| PROBLEM DETAILS |
Each line holding the word "settings" counts once; give the total and nothing more.

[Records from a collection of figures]
━━━━━━
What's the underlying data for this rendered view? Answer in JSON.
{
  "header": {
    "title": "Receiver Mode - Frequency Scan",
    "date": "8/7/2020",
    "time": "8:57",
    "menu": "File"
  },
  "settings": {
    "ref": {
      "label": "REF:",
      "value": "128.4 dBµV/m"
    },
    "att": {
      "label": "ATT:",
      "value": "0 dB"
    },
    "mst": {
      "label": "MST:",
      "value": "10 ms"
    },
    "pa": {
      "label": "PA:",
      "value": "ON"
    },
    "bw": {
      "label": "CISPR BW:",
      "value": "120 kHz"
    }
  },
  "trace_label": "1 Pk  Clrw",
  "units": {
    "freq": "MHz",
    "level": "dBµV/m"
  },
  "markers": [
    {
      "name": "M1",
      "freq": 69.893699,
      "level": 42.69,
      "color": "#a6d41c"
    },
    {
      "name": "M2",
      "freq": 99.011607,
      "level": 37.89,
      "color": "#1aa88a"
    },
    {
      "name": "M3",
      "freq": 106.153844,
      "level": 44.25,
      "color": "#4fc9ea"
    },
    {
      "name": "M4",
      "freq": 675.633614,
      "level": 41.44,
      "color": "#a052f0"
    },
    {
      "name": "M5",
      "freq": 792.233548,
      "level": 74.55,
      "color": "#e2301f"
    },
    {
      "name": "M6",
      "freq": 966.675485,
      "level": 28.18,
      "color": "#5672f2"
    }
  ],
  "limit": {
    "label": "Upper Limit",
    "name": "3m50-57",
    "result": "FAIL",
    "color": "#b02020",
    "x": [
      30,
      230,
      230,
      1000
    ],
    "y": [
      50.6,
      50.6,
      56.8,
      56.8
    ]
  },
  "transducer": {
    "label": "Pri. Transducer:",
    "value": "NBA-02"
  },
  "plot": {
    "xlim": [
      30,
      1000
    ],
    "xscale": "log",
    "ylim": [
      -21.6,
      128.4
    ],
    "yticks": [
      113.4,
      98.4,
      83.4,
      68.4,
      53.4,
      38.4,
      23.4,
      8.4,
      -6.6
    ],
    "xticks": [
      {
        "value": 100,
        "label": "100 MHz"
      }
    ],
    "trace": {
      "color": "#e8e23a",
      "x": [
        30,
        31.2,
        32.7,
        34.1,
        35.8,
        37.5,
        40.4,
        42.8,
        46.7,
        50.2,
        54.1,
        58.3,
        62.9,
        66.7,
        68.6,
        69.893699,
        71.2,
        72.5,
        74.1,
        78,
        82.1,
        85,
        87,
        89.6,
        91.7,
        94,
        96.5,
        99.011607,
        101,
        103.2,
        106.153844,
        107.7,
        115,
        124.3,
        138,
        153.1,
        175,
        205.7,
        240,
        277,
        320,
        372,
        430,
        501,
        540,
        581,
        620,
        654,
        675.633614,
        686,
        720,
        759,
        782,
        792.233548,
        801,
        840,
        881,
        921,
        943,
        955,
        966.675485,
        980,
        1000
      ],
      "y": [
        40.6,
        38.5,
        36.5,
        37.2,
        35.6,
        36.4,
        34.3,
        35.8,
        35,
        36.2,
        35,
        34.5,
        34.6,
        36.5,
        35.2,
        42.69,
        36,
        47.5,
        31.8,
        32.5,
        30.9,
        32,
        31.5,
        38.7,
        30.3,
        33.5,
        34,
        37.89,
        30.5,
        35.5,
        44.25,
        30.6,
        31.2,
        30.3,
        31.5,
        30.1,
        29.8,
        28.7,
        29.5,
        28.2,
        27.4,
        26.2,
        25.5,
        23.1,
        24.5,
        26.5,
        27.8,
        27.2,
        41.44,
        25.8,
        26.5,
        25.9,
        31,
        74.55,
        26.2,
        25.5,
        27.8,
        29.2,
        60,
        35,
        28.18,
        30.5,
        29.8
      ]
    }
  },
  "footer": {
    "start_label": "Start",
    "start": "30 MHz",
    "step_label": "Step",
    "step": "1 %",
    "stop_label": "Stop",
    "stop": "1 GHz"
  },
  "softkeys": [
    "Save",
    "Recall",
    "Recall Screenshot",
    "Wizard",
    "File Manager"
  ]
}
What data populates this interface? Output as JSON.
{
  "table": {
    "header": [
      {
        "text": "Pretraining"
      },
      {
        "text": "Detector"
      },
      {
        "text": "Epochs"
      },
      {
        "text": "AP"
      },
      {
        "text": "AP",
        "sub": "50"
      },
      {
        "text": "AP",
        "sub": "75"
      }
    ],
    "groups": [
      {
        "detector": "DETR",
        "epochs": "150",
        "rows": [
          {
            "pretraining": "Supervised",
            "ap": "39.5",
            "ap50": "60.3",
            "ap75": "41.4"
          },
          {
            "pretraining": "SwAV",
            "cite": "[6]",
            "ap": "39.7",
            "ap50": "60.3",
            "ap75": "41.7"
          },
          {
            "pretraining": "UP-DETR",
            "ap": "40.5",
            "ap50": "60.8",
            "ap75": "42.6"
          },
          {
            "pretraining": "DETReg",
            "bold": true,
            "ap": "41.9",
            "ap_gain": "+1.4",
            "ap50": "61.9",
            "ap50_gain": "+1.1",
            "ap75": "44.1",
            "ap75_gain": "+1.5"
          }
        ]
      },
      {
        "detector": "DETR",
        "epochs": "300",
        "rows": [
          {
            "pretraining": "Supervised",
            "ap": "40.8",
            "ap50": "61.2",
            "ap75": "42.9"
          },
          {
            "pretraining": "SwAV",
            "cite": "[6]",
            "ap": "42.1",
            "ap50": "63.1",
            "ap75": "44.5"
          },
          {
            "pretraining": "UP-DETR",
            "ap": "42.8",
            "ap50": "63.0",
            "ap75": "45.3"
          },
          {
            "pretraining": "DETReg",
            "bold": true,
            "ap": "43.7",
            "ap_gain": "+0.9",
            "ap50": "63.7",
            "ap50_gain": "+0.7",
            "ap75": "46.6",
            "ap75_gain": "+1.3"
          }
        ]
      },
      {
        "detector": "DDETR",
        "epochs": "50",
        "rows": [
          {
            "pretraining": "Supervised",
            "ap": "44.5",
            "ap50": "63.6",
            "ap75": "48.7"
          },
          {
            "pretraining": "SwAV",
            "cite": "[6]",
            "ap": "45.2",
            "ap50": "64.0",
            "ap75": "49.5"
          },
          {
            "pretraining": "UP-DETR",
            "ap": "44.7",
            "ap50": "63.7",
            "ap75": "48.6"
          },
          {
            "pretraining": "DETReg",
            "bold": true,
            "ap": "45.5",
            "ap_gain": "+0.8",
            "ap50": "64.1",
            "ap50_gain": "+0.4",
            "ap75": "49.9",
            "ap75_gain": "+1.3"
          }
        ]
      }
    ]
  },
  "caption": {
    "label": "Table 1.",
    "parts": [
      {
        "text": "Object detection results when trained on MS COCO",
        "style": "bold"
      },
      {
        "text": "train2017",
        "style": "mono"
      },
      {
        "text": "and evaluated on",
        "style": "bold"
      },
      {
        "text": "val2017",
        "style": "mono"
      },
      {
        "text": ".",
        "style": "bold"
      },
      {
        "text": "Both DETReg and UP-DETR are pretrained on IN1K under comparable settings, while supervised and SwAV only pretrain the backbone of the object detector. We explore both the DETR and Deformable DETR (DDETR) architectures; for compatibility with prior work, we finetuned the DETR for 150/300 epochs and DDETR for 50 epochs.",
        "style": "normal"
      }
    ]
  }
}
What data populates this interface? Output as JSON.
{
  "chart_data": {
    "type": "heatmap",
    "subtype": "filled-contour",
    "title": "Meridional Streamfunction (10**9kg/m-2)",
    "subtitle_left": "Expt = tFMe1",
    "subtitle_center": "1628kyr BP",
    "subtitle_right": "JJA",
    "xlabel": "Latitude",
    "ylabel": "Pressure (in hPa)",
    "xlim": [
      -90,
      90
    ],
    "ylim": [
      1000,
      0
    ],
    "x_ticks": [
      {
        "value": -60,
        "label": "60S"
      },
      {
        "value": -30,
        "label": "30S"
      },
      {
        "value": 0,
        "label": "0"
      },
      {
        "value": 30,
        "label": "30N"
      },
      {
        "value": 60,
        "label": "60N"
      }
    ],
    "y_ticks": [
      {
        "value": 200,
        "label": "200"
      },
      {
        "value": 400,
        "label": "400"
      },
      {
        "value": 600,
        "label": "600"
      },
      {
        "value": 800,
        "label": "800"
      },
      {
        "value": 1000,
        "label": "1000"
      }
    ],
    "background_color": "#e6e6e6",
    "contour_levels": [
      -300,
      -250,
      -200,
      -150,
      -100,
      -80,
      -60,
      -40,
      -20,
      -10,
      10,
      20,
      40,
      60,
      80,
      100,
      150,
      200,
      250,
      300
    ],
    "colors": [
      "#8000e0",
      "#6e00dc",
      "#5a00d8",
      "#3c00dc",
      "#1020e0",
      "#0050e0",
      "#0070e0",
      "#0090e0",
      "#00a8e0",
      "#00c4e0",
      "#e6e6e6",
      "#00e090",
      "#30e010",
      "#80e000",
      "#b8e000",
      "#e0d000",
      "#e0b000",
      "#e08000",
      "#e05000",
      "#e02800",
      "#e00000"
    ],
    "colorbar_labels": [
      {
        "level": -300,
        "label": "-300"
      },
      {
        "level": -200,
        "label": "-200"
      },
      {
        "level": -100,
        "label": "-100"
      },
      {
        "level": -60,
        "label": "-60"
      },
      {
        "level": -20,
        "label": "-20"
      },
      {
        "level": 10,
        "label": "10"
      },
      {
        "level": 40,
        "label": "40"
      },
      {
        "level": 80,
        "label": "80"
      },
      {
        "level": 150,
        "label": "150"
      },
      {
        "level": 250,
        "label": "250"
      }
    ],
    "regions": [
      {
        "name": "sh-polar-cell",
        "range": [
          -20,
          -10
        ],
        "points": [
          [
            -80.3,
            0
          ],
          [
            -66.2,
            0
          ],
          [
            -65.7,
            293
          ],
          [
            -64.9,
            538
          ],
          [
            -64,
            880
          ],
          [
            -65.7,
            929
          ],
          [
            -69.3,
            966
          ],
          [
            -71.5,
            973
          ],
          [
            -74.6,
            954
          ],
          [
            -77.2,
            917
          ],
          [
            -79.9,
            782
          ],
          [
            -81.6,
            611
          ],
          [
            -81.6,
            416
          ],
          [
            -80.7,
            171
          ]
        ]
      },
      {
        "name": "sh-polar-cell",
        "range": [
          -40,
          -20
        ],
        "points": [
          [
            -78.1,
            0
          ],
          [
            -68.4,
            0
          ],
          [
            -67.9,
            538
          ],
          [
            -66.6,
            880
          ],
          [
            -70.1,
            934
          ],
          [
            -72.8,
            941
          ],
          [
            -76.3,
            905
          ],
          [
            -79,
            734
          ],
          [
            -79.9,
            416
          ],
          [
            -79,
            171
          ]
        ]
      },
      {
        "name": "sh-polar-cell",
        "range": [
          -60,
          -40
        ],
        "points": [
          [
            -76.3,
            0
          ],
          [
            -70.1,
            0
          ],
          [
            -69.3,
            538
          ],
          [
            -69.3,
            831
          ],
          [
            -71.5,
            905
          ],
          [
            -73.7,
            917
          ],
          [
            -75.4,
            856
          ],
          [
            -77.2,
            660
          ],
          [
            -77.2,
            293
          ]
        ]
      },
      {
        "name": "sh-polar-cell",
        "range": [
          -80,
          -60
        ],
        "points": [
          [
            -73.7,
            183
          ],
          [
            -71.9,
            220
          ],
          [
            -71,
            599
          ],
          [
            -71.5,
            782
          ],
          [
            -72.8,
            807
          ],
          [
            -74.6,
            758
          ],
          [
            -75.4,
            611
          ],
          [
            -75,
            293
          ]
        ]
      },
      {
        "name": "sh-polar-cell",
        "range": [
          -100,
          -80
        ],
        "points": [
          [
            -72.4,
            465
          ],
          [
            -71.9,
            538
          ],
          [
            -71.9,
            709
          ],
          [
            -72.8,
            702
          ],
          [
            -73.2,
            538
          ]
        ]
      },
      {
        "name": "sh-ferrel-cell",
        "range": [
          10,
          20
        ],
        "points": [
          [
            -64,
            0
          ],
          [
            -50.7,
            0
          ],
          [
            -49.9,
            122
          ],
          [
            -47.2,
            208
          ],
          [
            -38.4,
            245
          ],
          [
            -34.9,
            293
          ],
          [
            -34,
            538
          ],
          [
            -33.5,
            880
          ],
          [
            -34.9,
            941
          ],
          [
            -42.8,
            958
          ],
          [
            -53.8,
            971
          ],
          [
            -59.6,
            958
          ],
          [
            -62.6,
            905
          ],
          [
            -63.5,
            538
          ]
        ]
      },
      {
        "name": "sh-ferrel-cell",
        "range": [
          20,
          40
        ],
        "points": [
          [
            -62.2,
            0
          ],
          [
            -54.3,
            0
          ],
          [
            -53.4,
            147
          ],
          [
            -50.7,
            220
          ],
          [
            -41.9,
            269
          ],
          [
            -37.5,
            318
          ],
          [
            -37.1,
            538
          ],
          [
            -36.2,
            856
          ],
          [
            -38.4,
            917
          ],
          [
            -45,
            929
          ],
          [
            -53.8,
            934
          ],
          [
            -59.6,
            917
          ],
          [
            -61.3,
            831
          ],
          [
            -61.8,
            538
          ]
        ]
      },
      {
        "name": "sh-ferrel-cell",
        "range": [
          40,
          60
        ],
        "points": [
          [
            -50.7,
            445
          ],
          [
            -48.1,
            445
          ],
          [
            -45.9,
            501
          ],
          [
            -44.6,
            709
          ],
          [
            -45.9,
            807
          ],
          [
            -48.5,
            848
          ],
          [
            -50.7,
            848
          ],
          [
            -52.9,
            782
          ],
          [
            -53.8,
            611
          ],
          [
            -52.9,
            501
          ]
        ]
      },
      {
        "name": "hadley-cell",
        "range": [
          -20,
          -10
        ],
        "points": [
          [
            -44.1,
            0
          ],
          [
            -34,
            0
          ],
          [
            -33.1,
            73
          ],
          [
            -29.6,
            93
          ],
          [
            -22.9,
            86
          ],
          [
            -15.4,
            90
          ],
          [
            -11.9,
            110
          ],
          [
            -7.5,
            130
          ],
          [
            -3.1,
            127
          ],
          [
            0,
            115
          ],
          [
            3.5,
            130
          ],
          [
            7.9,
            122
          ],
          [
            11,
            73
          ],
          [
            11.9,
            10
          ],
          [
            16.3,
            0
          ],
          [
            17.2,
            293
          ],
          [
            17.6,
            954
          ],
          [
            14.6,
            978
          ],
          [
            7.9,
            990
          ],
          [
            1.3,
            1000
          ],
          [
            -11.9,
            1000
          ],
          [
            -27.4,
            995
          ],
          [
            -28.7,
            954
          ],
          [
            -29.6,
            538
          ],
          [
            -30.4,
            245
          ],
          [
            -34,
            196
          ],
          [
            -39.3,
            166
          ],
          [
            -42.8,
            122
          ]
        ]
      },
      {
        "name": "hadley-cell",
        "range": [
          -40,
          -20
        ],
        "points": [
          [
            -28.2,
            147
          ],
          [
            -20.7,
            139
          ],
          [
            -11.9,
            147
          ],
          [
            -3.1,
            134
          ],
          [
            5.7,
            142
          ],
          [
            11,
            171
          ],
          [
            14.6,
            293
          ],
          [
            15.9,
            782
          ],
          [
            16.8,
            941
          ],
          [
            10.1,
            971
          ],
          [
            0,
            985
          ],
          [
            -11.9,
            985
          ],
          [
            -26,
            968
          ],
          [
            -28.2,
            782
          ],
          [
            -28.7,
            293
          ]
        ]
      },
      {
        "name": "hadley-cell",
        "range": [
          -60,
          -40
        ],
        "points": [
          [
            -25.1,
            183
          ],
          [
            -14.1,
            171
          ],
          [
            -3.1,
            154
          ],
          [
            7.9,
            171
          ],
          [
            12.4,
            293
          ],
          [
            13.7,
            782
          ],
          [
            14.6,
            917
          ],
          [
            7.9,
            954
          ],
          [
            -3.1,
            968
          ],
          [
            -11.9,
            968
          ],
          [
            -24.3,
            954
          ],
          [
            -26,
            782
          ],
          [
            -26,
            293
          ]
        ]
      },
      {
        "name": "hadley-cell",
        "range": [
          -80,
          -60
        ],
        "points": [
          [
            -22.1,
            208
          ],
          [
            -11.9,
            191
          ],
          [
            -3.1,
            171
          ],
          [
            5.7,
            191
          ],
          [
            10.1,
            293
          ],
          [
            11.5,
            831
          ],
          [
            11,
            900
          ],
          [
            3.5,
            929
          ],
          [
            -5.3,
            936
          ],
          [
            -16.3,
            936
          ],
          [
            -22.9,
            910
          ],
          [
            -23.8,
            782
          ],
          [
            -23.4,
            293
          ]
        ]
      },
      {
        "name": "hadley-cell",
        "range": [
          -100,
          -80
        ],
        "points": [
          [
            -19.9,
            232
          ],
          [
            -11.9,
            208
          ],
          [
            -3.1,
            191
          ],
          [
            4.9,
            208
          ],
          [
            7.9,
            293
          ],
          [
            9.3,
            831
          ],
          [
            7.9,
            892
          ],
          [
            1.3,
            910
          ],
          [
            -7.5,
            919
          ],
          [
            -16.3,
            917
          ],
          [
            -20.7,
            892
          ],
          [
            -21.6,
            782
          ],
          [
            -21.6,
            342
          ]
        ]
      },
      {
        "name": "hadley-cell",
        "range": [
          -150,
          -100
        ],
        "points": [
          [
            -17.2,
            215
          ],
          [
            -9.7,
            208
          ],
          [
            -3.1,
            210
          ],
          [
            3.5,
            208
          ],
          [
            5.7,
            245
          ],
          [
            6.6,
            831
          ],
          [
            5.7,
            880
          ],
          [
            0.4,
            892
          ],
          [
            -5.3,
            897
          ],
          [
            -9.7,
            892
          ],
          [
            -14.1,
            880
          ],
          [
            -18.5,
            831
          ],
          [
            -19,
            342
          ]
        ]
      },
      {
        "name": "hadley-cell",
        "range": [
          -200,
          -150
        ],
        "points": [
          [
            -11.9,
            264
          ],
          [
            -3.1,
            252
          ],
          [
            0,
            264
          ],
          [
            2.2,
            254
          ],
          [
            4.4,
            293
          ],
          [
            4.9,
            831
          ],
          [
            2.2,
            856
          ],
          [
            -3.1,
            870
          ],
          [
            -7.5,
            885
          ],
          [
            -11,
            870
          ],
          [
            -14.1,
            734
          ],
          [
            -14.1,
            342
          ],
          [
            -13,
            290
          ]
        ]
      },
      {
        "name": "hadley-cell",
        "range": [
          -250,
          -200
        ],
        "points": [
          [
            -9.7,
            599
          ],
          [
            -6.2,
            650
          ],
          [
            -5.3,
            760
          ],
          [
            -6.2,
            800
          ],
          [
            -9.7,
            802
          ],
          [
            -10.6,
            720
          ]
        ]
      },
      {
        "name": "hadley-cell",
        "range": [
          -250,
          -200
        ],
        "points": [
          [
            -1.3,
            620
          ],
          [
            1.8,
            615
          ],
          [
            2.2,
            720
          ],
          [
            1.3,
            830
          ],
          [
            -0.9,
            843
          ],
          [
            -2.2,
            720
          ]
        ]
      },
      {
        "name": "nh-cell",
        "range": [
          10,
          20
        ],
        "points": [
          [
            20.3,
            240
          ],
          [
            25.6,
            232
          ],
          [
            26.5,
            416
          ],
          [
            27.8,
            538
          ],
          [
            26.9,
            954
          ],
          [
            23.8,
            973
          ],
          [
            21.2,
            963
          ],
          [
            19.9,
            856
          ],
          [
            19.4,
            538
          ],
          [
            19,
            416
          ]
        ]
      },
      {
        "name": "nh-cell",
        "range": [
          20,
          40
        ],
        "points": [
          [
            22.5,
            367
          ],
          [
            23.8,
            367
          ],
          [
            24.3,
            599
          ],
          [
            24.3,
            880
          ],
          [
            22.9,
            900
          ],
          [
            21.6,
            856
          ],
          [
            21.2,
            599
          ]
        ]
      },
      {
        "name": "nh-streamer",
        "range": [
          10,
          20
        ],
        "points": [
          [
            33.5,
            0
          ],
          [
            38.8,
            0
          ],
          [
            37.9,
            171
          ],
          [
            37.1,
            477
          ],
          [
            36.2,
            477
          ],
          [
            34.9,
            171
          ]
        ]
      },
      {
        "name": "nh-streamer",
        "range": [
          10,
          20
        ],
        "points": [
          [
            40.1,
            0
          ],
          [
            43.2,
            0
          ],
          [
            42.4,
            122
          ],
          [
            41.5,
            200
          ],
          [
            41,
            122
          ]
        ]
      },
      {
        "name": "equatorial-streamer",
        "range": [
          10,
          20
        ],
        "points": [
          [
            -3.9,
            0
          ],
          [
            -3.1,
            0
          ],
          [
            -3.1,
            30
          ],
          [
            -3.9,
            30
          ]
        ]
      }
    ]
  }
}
━━━━━━
| SOLUTION TO THIS TASK |
2